Dataset items:
■ ■ ■ ■ ■ ■ ■

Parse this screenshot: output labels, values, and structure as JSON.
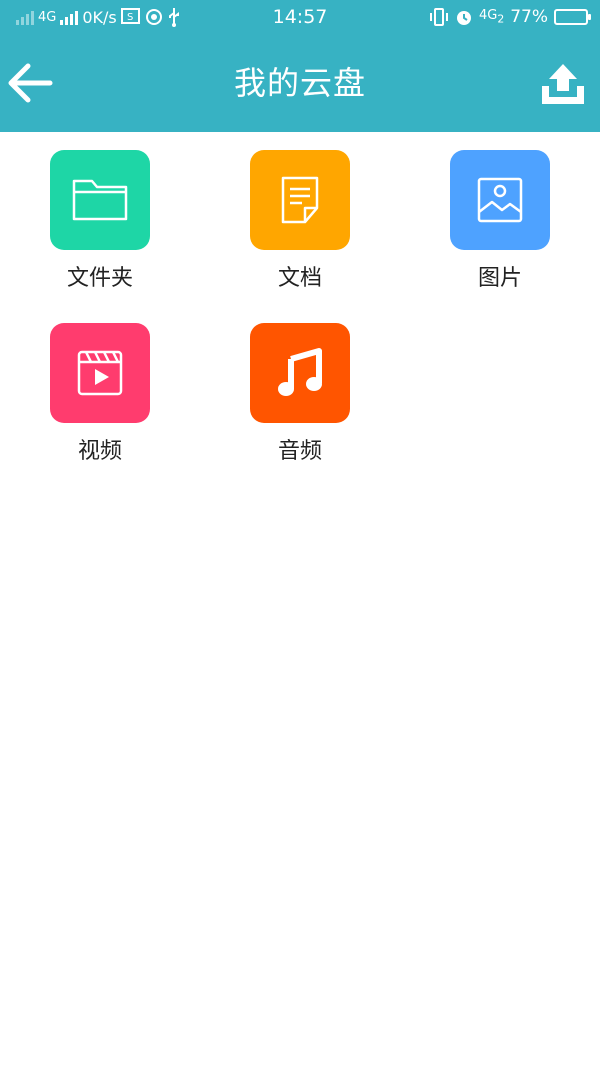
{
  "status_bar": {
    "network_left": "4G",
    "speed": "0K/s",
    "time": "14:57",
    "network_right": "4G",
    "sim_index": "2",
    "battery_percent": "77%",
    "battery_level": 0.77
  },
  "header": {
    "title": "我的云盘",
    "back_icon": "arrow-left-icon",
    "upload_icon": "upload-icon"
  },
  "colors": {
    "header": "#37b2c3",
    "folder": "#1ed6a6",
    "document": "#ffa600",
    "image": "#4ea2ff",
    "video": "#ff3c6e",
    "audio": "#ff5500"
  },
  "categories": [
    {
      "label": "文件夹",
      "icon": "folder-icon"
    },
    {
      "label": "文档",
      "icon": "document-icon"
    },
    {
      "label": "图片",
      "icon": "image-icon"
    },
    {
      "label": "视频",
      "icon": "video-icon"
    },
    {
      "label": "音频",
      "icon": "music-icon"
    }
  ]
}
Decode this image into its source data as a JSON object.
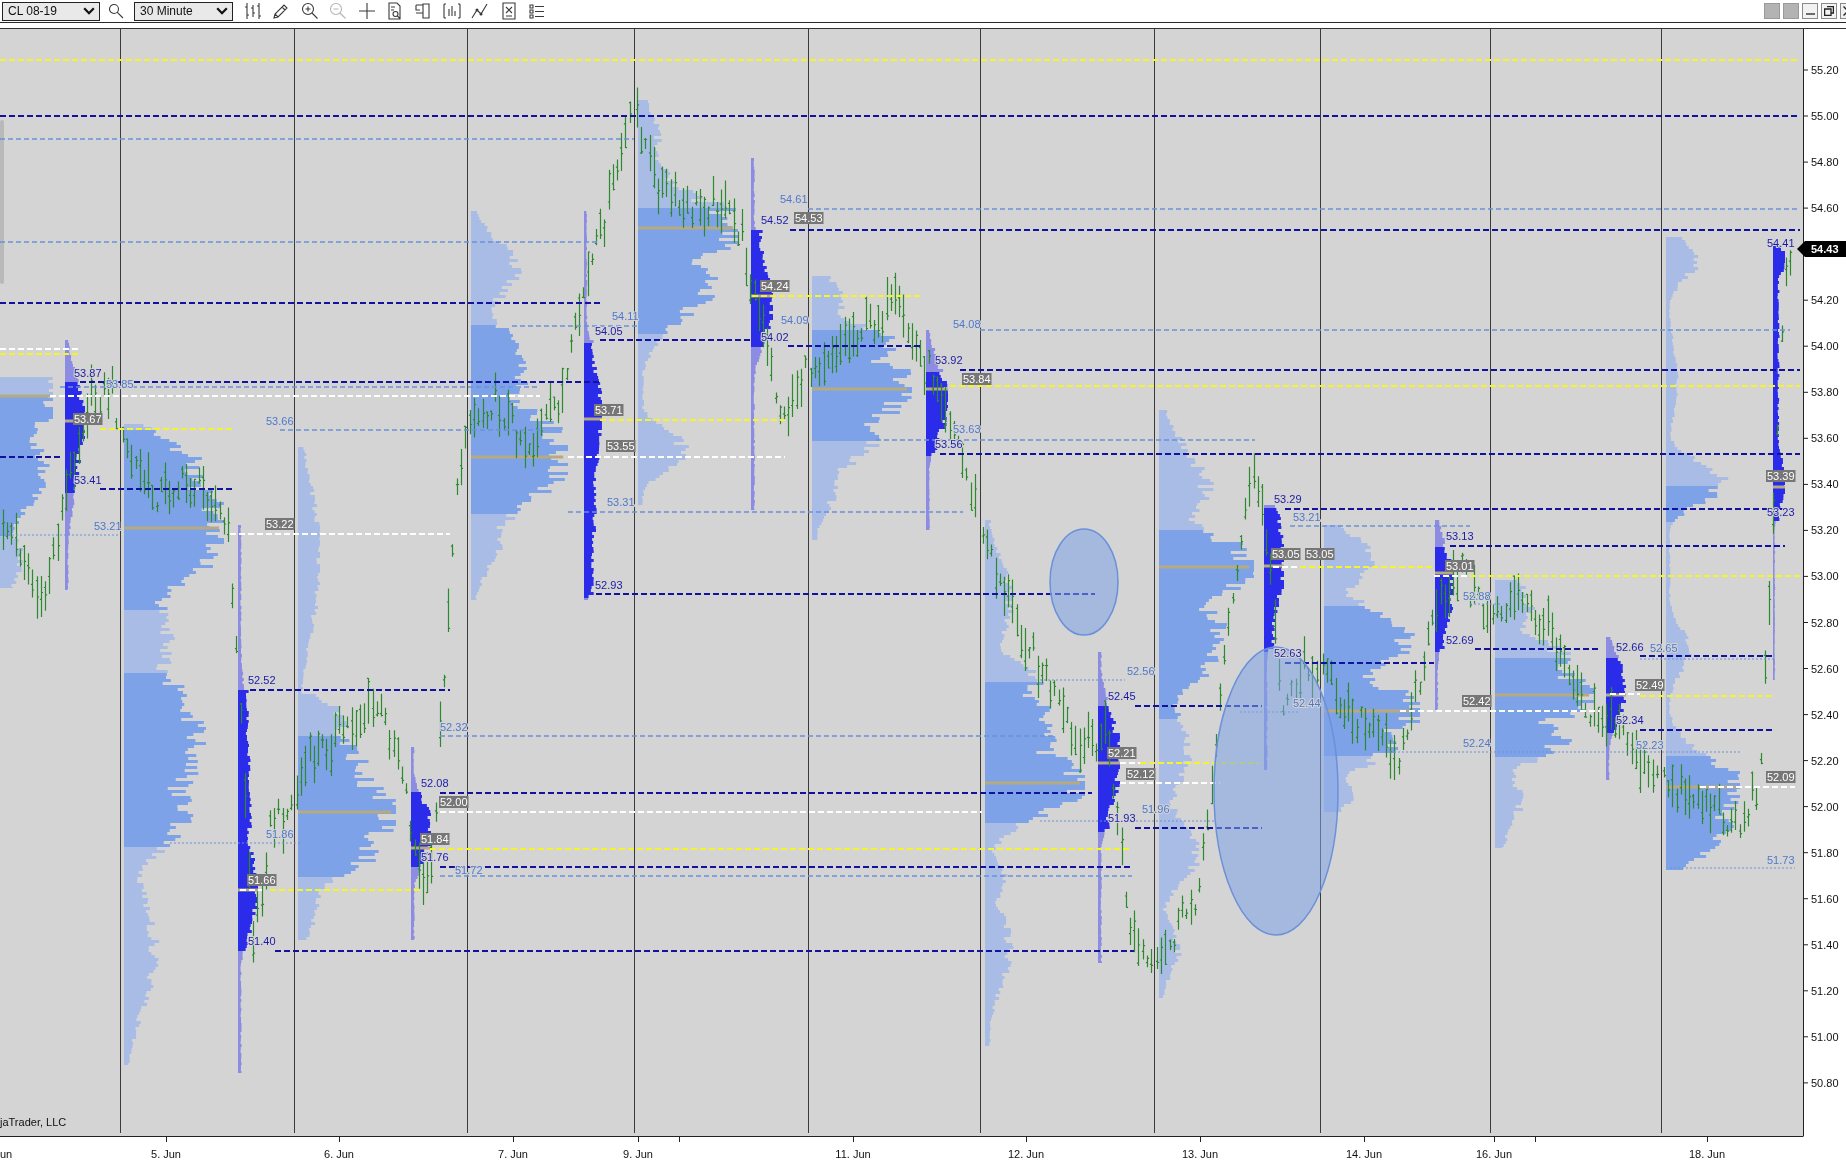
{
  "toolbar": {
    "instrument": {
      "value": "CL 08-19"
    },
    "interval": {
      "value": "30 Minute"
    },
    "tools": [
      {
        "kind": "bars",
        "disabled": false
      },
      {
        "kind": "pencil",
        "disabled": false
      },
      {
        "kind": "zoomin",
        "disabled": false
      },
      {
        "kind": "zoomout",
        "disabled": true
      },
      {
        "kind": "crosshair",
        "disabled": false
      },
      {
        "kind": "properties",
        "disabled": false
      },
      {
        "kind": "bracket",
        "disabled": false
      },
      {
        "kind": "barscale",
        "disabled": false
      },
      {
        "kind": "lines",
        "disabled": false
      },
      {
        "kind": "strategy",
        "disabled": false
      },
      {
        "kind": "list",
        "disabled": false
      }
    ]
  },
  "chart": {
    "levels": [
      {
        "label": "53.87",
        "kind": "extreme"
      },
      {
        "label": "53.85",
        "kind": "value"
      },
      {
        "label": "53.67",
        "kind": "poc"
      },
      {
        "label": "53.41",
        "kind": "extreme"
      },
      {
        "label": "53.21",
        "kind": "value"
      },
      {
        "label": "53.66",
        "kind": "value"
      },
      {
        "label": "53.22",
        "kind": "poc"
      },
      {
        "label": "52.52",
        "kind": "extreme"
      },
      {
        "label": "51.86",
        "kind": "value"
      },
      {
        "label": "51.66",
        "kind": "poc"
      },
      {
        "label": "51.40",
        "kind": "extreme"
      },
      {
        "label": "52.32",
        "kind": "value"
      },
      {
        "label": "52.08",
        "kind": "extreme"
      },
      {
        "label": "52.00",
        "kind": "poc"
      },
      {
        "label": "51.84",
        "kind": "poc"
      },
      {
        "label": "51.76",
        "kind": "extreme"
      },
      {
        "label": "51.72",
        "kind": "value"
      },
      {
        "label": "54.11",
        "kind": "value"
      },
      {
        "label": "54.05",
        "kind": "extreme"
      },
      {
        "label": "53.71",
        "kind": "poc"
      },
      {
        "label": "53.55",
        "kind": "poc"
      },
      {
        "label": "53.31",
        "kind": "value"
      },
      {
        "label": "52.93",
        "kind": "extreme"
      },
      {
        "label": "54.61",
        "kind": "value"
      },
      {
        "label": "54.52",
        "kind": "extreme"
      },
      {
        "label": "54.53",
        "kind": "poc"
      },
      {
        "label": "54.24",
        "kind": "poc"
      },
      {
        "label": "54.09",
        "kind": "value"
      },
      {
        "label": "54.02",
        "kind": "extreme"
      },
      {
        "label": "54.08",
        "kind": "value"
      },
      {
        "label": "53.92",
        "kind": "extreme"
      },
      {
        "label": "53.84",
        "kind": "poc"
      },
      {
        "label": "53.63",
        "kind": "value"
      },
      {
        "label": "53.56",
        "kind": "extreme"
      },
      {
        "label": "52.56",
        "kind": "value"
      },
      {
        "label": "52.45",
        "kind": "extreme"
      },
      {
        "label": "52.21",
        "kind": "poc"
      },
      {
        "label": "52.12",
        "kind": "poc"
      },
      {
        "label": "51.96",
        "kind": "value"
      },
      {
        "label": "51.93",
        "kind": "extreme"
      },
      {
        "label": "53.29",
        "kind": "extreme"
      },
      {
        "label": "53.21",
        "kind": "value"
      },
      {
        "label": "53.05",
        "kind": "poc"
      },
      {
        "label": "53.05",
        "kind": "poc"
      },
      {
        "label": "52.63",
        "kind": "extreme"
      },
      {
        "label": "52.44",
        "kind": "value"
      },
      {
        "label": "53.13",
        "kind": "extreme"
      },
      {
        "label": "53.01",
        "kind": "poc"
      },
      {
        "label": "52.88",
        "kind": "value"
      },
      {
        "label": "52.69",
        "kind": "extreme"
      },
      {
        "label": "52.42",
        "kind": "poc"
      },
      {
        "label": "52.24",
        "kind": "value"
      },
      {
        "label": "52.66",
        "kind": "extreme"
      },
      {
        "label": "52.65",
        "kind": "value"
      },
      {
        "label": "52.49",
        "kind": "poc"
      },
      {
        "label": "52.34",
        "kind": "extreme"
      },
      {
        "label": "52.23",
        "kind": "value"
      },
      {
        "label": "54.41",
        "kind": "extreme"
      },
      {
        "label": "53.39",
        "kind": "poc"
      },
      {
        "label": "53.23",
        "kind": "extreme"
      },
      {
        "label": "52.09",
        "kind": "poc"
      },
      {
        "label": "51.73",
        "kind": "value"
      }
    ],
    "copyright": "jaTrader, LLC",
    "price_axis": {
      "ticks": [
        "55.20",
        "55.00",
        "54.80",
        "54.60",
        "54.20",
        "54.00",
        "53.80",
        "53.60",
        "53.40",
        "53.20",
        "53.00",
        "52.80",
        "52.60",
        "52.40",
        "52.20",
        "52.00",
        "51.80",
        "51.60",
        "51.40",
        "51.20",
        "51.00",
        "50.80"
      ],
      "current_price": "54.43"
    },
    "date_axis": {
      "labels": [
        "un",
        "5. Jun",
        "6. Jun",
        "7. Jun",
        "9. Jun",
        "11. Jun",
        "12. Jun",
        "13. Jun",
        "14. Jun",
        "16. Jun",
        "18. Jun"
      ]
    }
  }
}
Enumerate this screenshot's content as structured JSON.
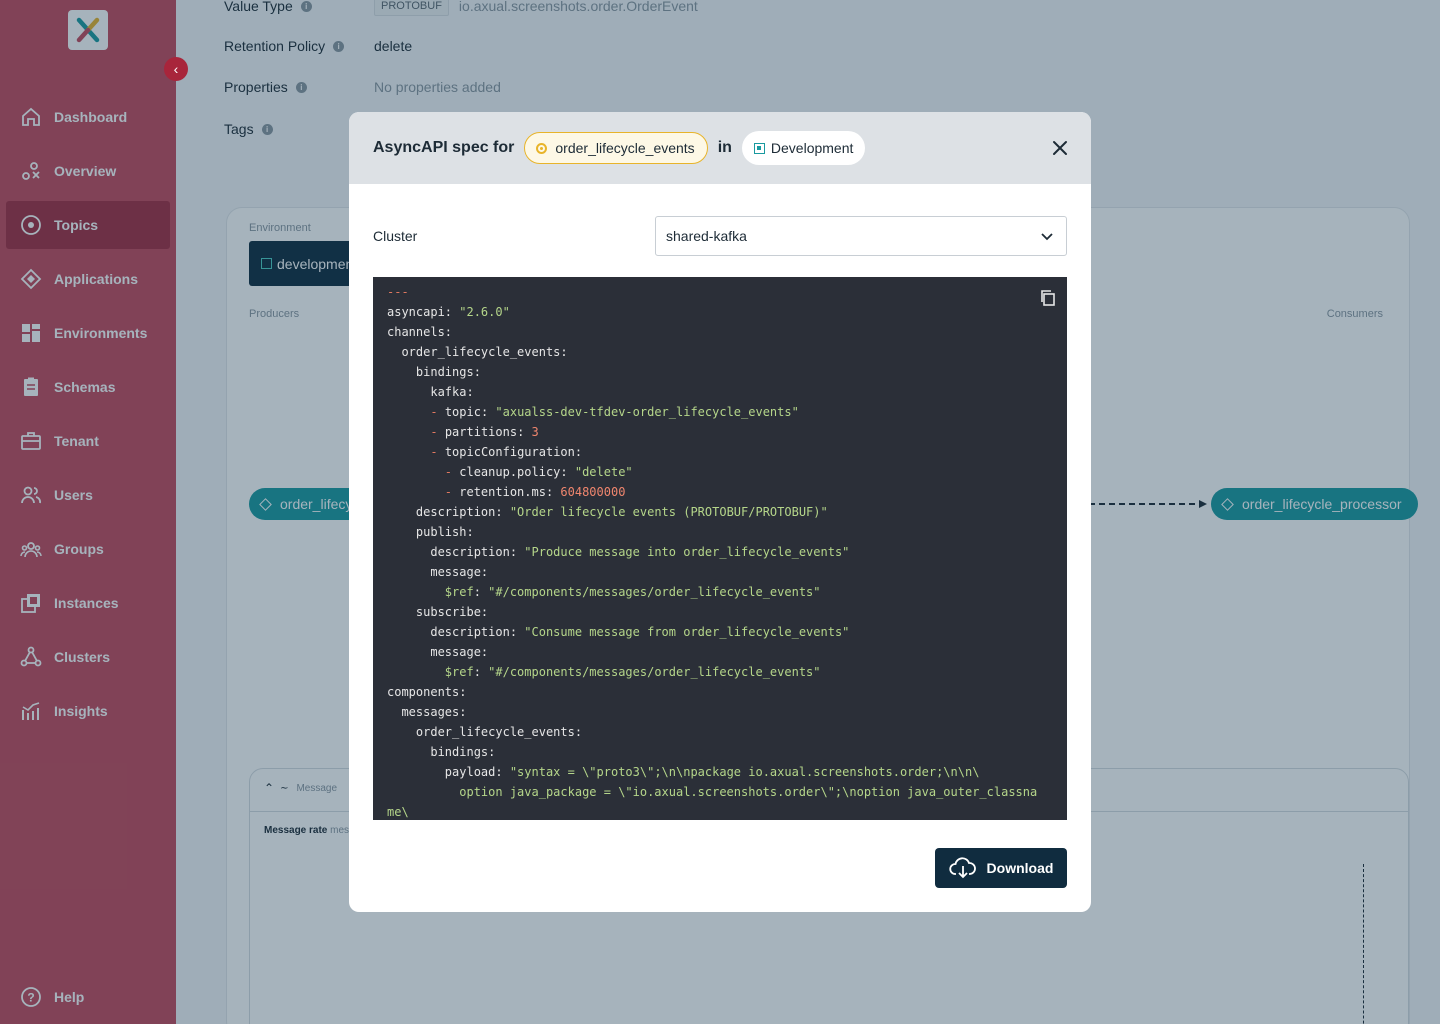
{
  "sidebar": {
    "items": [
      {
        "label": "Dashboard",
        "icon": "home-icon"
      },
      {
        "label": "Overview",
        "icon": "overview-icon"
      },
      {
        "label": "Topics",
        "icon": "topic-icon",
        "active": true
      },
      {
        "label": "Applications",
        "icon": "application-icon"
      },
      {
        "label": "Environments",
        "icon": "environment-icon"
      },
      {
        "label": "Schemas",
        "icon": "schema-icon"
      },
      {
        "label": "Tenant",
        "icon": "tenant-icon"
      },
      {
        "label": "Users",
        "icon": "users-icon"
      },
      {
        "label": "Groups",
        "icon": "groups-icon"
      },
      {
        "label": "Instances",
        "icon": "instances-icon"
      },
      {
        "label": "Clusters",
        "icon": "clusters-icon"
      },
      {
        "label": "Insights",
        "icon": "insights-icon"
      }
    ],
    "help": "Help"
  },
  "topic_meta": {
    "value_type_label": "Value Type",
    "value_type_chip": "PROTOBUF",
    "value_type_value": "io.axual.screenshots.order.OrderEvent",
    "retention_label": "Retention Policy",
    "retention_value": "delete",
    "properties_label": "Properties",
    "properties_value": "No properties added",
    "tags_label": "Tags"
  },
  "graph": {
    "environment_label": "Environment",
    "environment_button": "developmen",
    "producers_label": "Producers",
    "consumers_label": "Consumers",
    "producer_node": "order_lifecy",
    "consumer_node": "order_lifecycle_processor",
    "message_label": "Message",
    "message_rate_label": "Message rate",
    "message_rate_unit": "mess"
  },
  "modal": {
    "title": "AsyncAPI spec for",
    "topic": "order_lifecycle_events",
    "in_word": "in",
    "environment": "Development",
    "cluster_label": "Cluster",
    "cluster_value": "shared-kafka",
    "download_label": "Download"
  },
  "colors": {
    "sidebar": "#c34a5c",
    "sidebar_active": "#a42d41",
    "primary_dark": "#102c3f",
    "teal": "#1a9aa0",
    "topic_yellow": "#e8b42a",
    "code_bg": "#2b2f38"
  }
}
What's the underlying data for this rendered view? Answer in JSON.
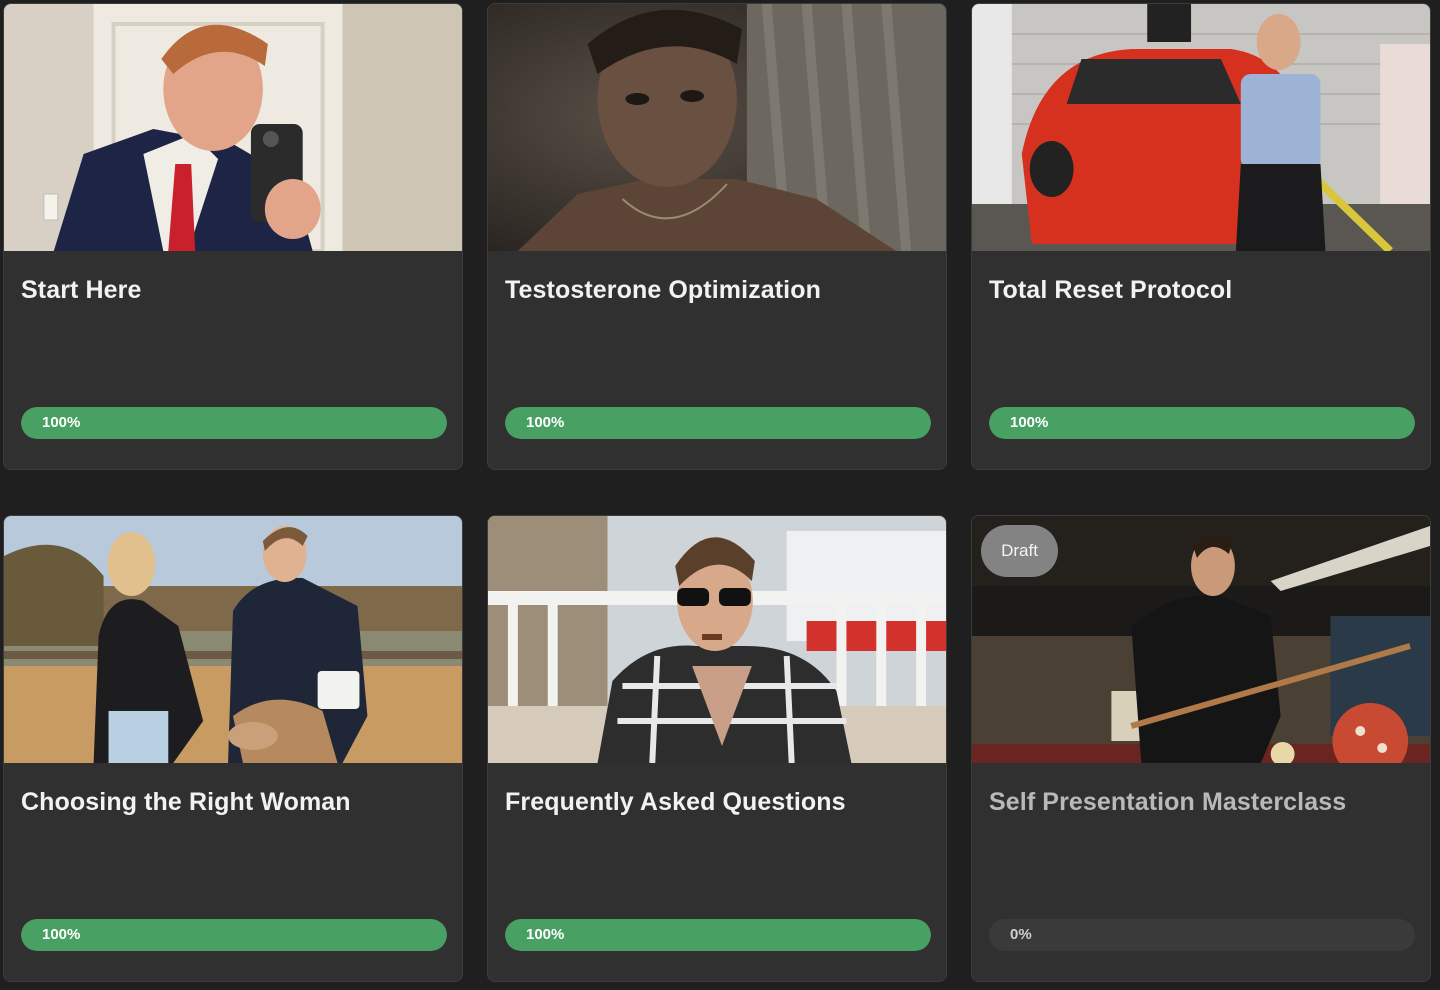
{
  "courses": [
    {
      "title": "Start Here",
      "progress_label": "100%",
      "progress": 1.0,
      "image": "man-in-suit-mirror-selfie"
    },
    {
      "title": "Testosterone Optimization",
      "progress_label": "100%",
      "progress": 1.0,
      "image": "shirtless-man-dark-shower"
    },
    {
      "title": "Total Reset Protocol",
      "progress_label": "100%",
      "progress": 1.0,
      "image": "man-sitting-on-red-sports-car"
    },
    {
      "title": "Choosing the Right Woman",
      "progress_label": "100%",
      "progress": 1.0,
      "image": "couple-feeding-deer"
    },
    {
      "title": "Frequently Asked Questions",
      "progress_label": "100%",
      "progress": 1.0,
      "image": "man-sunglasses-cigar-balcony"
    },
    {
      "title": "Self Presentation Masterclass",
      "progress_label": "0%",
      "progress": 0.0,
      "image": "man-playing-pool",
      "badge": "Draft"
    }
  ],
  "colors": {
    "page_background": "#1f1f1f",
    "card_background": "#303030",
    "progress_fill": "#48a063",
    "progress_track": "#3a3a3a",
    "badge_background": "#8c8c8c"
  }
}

■ ■ ■ ■ ■ ■ ■

**WHAT THE EXERCISE ASKS:** Take the line that contains "What's the underlying" and all lines after it to the end of the material above, and copy them verbatim without any images.

**TASK RESULT:**
What's the underlying data for this rendered view? Answer in JSON.
{
  "courses": [
    {
      "title": "Start Here",
      "progress_label": "100%",
      "progress": 1.0,
      "image": "man-in-suit-mirror-selfie"
    },
    {
      "title": "Testosterone Optimization",
      "progress_label": "100%",
      "progress": 1.0,
      "image": "shirtless-man-dark-shower"
    },
    {
      "title": "Total Reset Protocol",
      "progress_label": "100%",
      "progress": 1.0,
      "image": "man-sitting-on-red-sports-car"
    },
    {
      "title": "Choosing the Right Woman",
      "progress_label": "100%",
      "progress": 1.0,
      "image": "couple-feeding-deer"
    },
    {
      "title": "Frequently Asked Questions",
      "progress_label": "100%",
      "progress": 1.0,
      "image": "man-sunglasses-cigar-balcony"
    },
    {
      "title": "Self Presentation Masterclass",
      "progress_label": "0%",
      "progress": 0.0,
      "image": "man-playing-pool",
      "badge": "Draft"
    }
  ],
  "colors": {
    "page_background": "#1f1f1f",
    "card_background": "#303030",
    "progress_fill": "#48a063",
    "progress_track": "#3a3a3a",
    "badge_background": "#8c8c8c"
  }
}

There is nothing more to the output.